▸ **Problem to solve**
Every line of the material is to be quoted verbatim, minus the pictures.

▸ **Given data**
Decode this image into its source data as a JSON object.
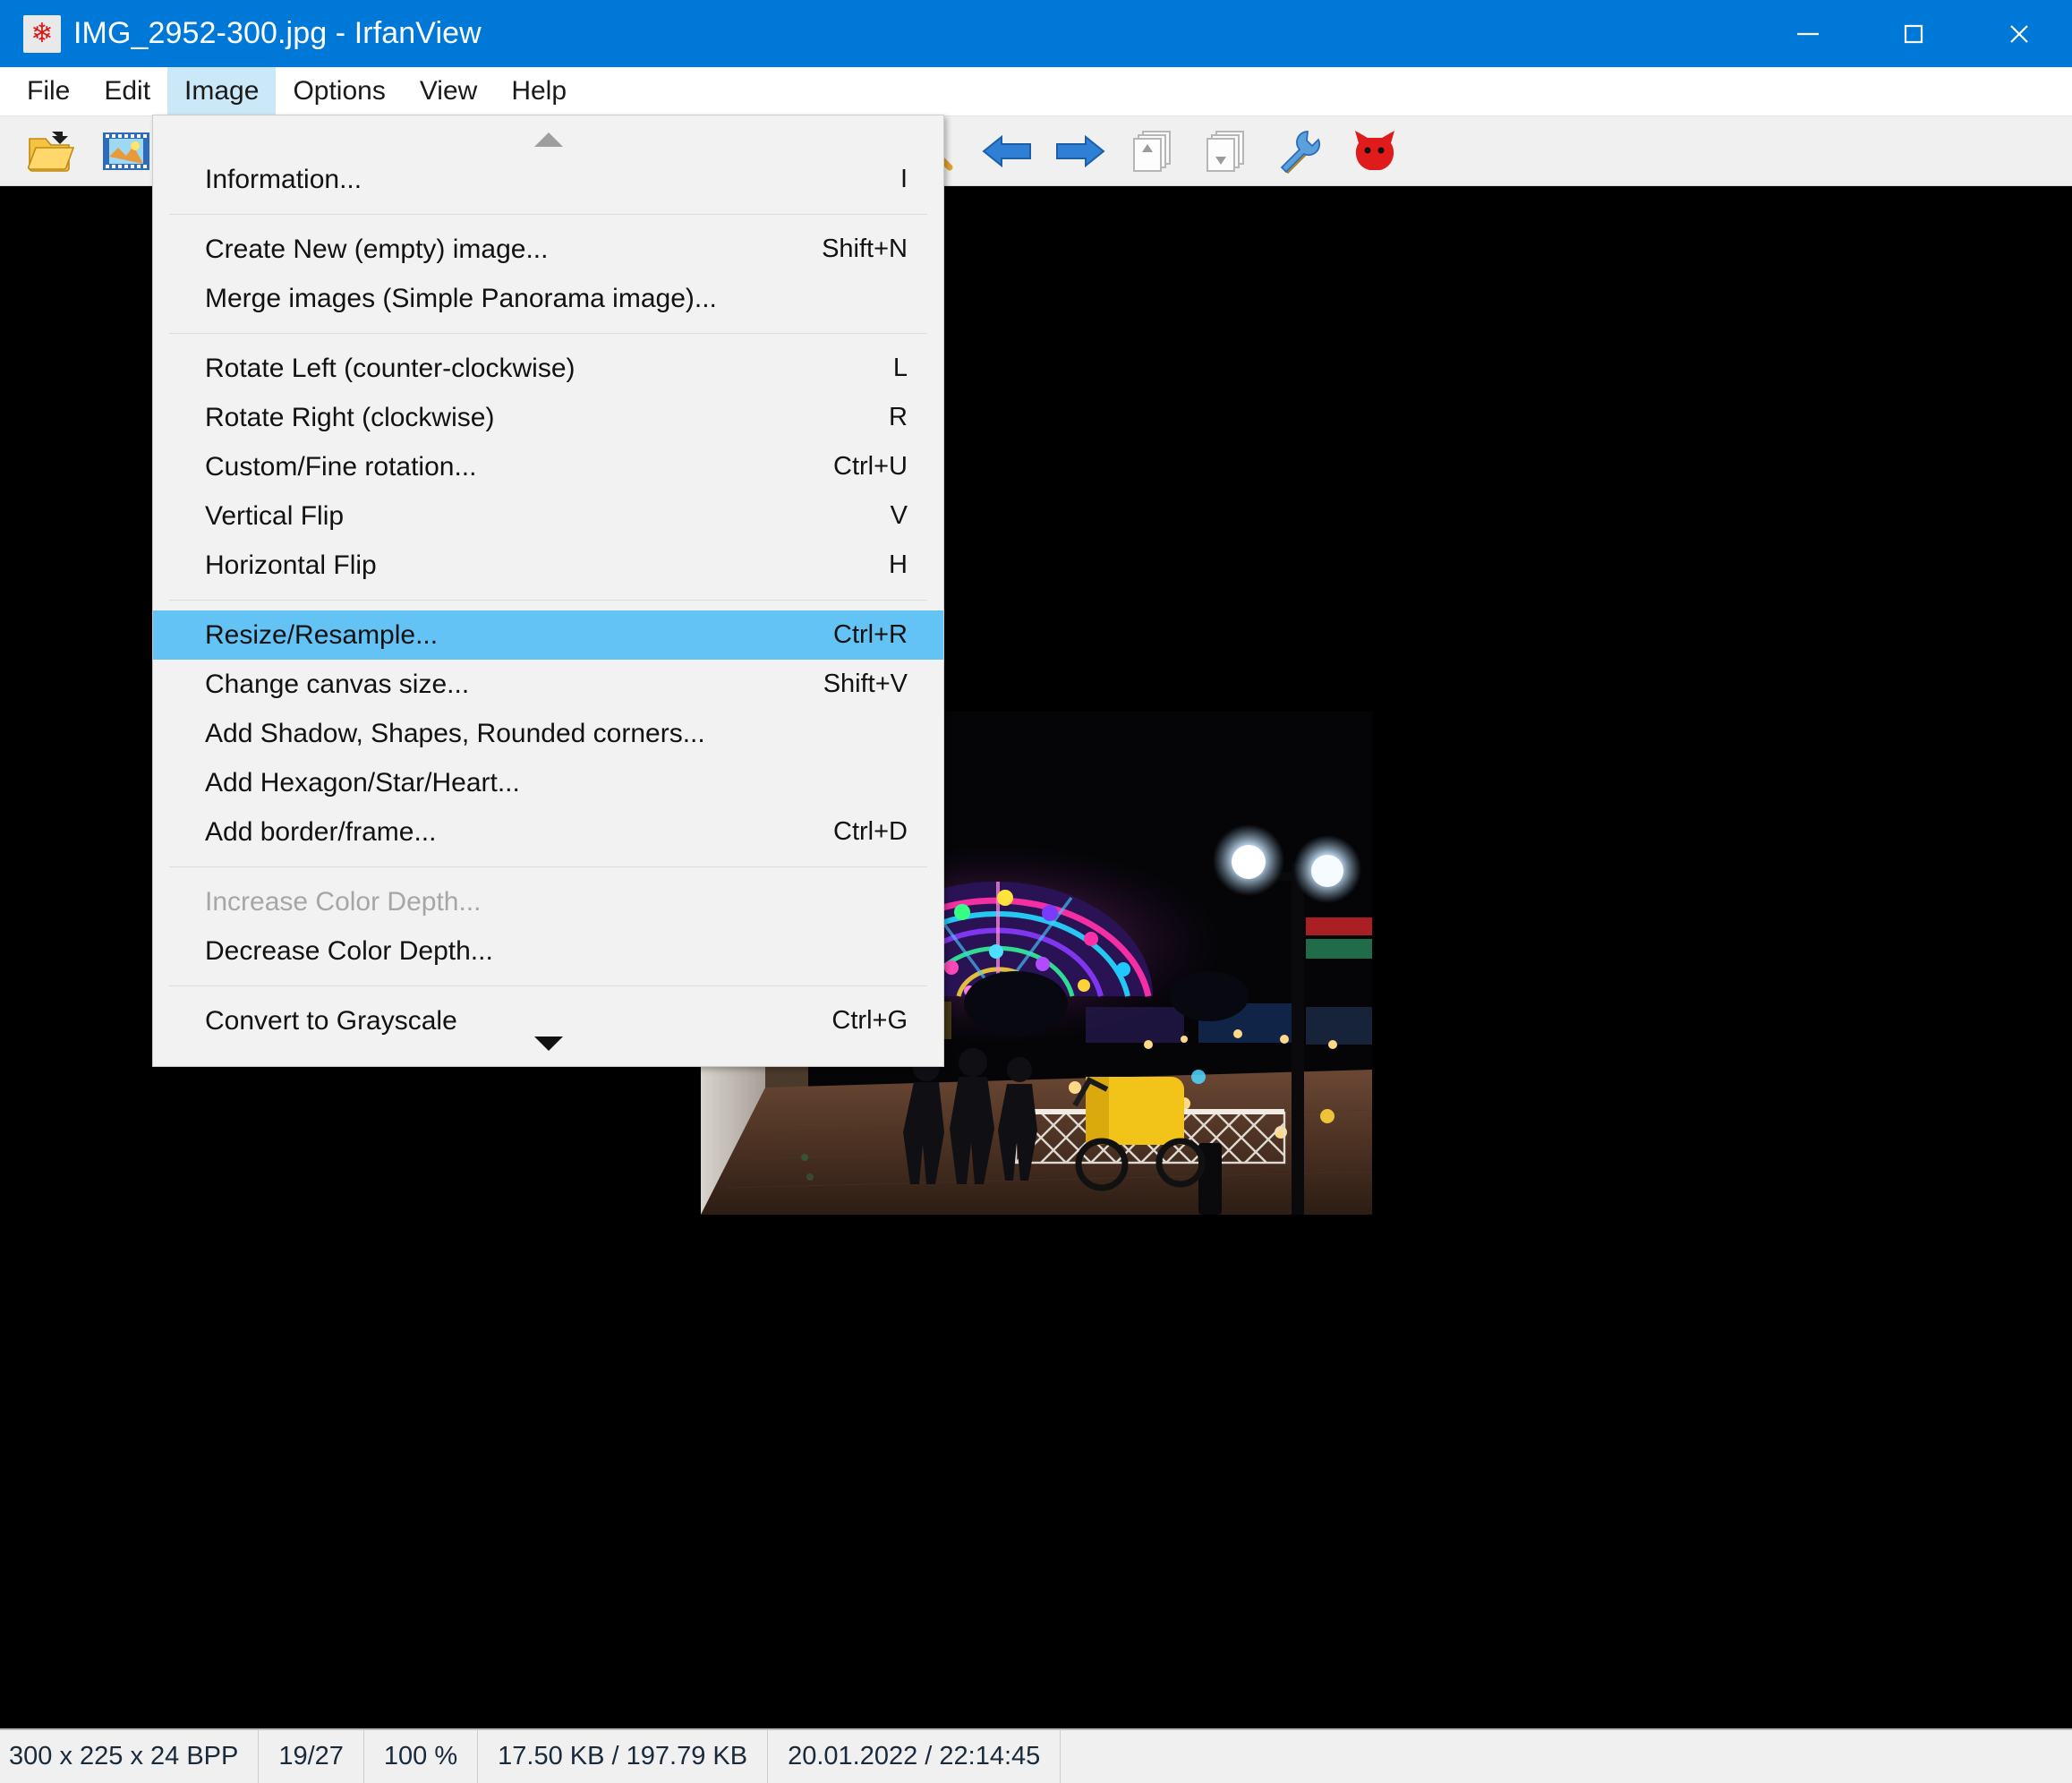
{
  "window": {
    "title": "IMG_2952-300.jpg - IrfanView",
    "icon": "irfanview-cat-icon",
    "controls": [
      {
        "name": "minimize-button",
        "glyph": "minimize"
      },
      {
        "name": "maximize-button",
        "glyph": "maximize"
      },
      {
        "name": "close-button",
        "glyph": "close"
      }
    ]
  },
  "menubar": {
    "items": [
      {
        "label": "File",
        "name": "menubar-item-file",
        "active": false
      },
      {
        "label": "Edit",
        "name": "menubar-item-edit",
        "active": false
      },
      {
        "label": "Image",
        "name": "menubar-item-image",
        "active": true
      },
      {
        "label": "Options",
        "name": "menubar-item-options",
        "active": false
      },
      {
        "label": "View",
        "name": "menubar-item-view",
        "active": false
      },
      {
        "label": "Help",
        "name": "menubar-item-help",
        "active": false
      }
    ]
  },
  "toolbar": {
    "buttons": [
      {
        "name": "open-file-icon",
        "icon": "open-folder-icon",
        "enabled": true
      },
      {
        "name": "thumbnails-icon",
        "icon": "filmstrip-thumbnail-icon",
        "enabled": true
      },
      {
        "name": "zoom-out-icon",
        "icon": "magnifier-minus-icon",
        "enabled": true
      },
      {
        "name": "previous-image-icon",
        "icon": "arrow-left-icon",
        "enabled": true
      },
      {
        "name": "next-image-icon",
        "icon": "arrow-right-icon",
        "enabled": true
      },
      {
        "name": "previous-page-icon",
        "icon": "pages-up-icon",
        "enabled": false
      },
      {
        "name": "next-page-icon",
        "icon": "pages-down-icon",
        "enabled": false
      },
      {
        "name": "settings-icon",
        "icon": "tools-wrench-icon",
        "enabled": true
      },
      {
        "name": "irfanview-logo-icon",
        "icon": "red-cat-icon",
        "enabled": true
      }
    ]
  },
  "image_menu": {
    "scroll_up": "scroll-up-arrow",
    "scroll_down": "scroll-down-arrow",
    "groups": [
      {
        "items": [
          {
            "label": "Information...",
            "shortcut": "I",
            "state": "normal",
            "name": "menu-item-information"
          }
        ]
      },
      {
        "items": [
          {
            "label": "Create New (empty) image...",
            "shortcut": "Shift+N",
            "state": "normal",
            "name": "menu-item-create-new-image"
          },
          {
            "label": "Merge images (Simple Panorama image)...",
            "shortcut": "",
            "state": "normal",
            "name": "menu-item-merge-images"
          }
        ]
      },
      {
        "items": [
          {
            "label": "Rotate Left (counter-clockwise)",
            "shortcut": "L",
            "state": "normal",
            "name": "menu-item-rotate-left"
          },
          {
            "label": "Rotate Right (clockwise)",
            "shortcut": "R",
            "state": "normal",
            "name": "menu-item-rotate-right"
          },
          {
            "label": "Custom/Fine rotation...",
            "shortcut": "Ctrl+U",
            "state": "normal",
            "name": "menu-item-custom-fine-rotation"
          },
          {
            "label": "Vertical Flip",
            "shortcut": "V",
            "state": "normal",
            "name": "menu-item-vertical-flip"
          },
          {
            "label": "Horizontal Flip",
            "shortcut": "H",
            "state": "normal",
            "name": "menu-item-horizontal-flip"
          }
        ]
      },
      {
        "items": [
          {
            "label": "Resize/Resample...",
            "shortcut": "Ctrl+R",
            "state": "selected",
            "name": "menu-item-resize-resample"
          },
          {
            "label": "Change canvas size...",
            "shortcut": "Shift+V",
            "state": "normal",
            "name": "menu-item-change-canvas-size"
          },
          {
            "label": "Add Shadow, Shapes, Rounded corners...",
            "shortcut": "",
            "state": "normal",
            "name": "menu-item-add-shadow-shapes"
          },
          {
            "label": "Add Hexagon/Star/Heart...",
            "shortcut": "",
            "state": "normal",
            "name": "menu-item-add-hexagon-star-heart"
          },
          {
            "label": "Add border/frame...",
            "shortcut": "Ctrl+D",
            "state": "normal",
            "name": "menu-item-add-border-frame"
          }
        ]
      },
      {
        "items": [
          {
            "label": "Increase Color Depth...",
            "shortcut": "",
            "state": "disabled",
            "name": "menu-item-increase-color-depth"
          },
          {
            "label": "Decrease Color Depth...",
            "shortcut": "",
            "state": "normal",
            "name": "menu-item-decrease-color-depth"
          }
        ]
      },
      {
        "items": [
          {
            "label": "Convert to Grayscale",
            "shortcut": "Ctrl+G",
            "state": "normal",
            "name": "menu-item-convert-to-grayscale"
          }
        ]
      }
    ]
  },
  "statusbar": {
    "cells": [
      {
        "text": "300 x 225 x 24 BPP",
        "name": "status-dimensions"
      },
      {
        "text": "19/27",
        "name": "status-index"
      },
      {
        "text": "100 %",
        "name": "status-zoom"
      },
      {
        "text": "17.50 KB / 197.79 KB",
        "name": "status-filesize"
      },
      {
        "text": "20.01.2022 / 22:14:45",
        "name": "status-datetime"
      }
    ]
  },
  "colors": {
    "titlebar": "#0078D7",
    "menu_highlight": "#64C3F5",
    "menubar_active": "#cbe8f8",
    "menu_bg": "#f2f2f2",
    "canvas_bg": "#000000",
    "statusbar_bg": "#f0f0f0"
  },
  "photo": {
    "description": "Night scene: illuminated multicolored LED domes, street lamps, people and yellow pedicab on a promenade with a white lattice fence"
  }
}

▸ **Reply**
Decode this image into its source data as a JSON object.
{
  "window": {
    "title": "IMG_2952-300.jpg - IrfanView",
    "icon": "irfanview-cat-icon",
    "controls": [
      {
        "name": "minimize-button",
        "glyph": "minimize"
      },
      {
        "name": "maximize-button",
        "glyph": "maximize"
      },
      {
        "name": "close-button",
        "glyph": "close"
      }
    ]
  },
  "menubar": {
    "items": [
      {
        "label": "File",
        "name": "menubar-item-file",
        "active": false
      },
      {
        "label": "Edit",
        "name": "menubar-item-edit",
        "active": false
      },
      {
        "label": "Image",
        "name": "menubar-item-image",
        "active": true
      },
      {
        "label": "Options",
        "name": "menubar-item-options",
        "active": false
      },
      {
        "label": "View",
        "name": "menubar-item-view",
        "active": false
      },
      {
        "label": "Help",
        "name": "menubar-item-help",
        "active": false
      }
    ]
  },
  "toolbar": {
    "buttons": [
      {
        "name": "open-file-icon",
        "icon": "open-folder-icon",
        "enabled": true
      },
      {
        "name": "thumbnails-icon",
        "icon": "filmstrip-thumbnail-icon",
        "enabled": true
      },
      {
        "name": "zoom-out-icon",
        "icon": "magnifier-minus-icon",
        "enabled": true
      },
      {
        "name": "previous-image-icon",
        "icon": "arrow-left-icon",
        "enabled": true
      },
      {
        "name": "next-image-icon",
        "icon": "arrow-right-icon",
        "enabled": true
      },
      {
        "name": "previous-page-icon",
        "icon": "pages-up-icon",
        "enabled": false
      },
      {
        "name": "next-page-icon",
        "icon": "pages-down-icon",
        "enabled": false
      },
      {
        "name": "settings-icon",
        "icon": "tools-wrench-icon",
        "enabled": true
      },
      {
        "name": "irfanview-logo-icon",
        "icon": "red-cat-icon",
        "enabled": true
      }
    ]
  },
  "image_menu": {
    "scroll_up": "scroll-up-arrow",
    "scroll_down": "scroll-down-arrow",
    "groups": [
      {
        "items": [
          {
            "label": "Information...",
            "shortcut": "I",
            "state": "normal",
            "name": "menu-item-information"
          }
        ]
      },
      {
        "items": [
          {
            "label": "Create New (empty) image...",
            "shortcut": "Shift+N",
            "state": "normal",
            "name": "menu-item-create-new-image"
          },
          {
            "label": "Merge images (Simple Panorama image)...",
            "shortcut": "",
            "state": "normal",
            "name": "menu-item-merge-images"
          }
        ]
      },
      {
        "items": [
          {
            "label": "Rotate Left (counter-clockwise)",
            "shortcut": "L",
            "state": "normal",
            "name": "menu-item-rotate-left"
          },
          {
            "label": "Rotate Right (clockwise)",
            "shortcut": "R",
            "state": "normal",
            "name": "menu-item-rotate-right"
          },
          {
            "label": "Custom/Fine rotation...",
            "shortcut": "Ctrl+U",
            "state": "normal",
            "name": "menu-item-custom-fine-rotation"
          },
          {
            "label": "Vertical Flip",
            "shortcut": "V",
            "state": "normal",
            "name": "menu-item-vertical-flip"
          },
          {
            "label": "Horizontal Flip",
            "shortcut": "H",
            "state": "normal",
            "name": "menu-item-horizontal-flip"
          }
        ]
      },
      {
        "items": [
          {
            "label": "Resize/Resample...",
            "shortcut": "Ctrl+R",
            "state": "selected",
            "name": "menu-item-resize-resample"
          },
          {
            "label": "Change canvas size...",
            "shortcut": "Shift+V",
            "state": "normal",
            "name": "menu-item-change-canvas-size"
          },
          {
            "label": "Add Shadow, Shapes, Rounded corners...",
            "shortcut": "",
            "state": "normal",
            "name": "menu-item-add-shadow-shapes"
          },
          {
            "label": "Add Hexagon/Star/Heart...",
            "shortcut": "",
            "state": "normal",
            "name": "menu-item-add-hexagon-star-heart"
          },
          {
            "label": "Add border/frame...",
            "shortcut": "Ctrl+D",
            "state": "normal",
            "name": "menu-item-add-border-frame"
          }
        ]
      },
      {
        "items": [
          {
            "label": "Increase Color Depth...",
            "shortcut": "",
            "state": "disabled",
            "name": "menu-item-increase-color-depth"
          },
          {
            "label": "Decrease Color Depth...",
            "shortcut": "",
            "state": "normal",
            "name": "menu-item-decrease-color-depth"
          }
        ]
      },
      {
        "items": [
          {
            "label": "Convert to Grayscale",
            "shortcut": "Ctrl+G",
            "state": "normal",
            "name": "menu-item-convert-to-grayscale"
          }
        ]
      }
    ]
  },
  "statusbar": {
    "cells": [
      {
        "text": "300 x 225 x 24 BPP",
        "name": "status-dimensions"
      },
      {
        "text": "19/27",
        "name": "status-index"
      },
      {
        "text": "100 %",
        "name": "status-zoom"
      },
      {
        "text": "17.50 KB / 197.79 KB",
        "name": "status-filesize"
      },
      {
        "text": "20.01.2022 / 22:14:45",
        "name": "status-datetime"
      }
    ]
  },
  "colors": {
    "titlebar": "#0078D7",
    "menu_highlight": "#64C3F5",
    "menubar_active": "#cbe8f8",
    "menu_bg": "#f2f2f2",
    "canvas_bg": "#000000",
    "statusbar_bg": "#f0f0f0"
  },
  "photo": {
    "description": "Night scene: illuminated multicolored LED domes, street lamps, people and yellow pedicab on a promenade with a white lattice fence"
  }
}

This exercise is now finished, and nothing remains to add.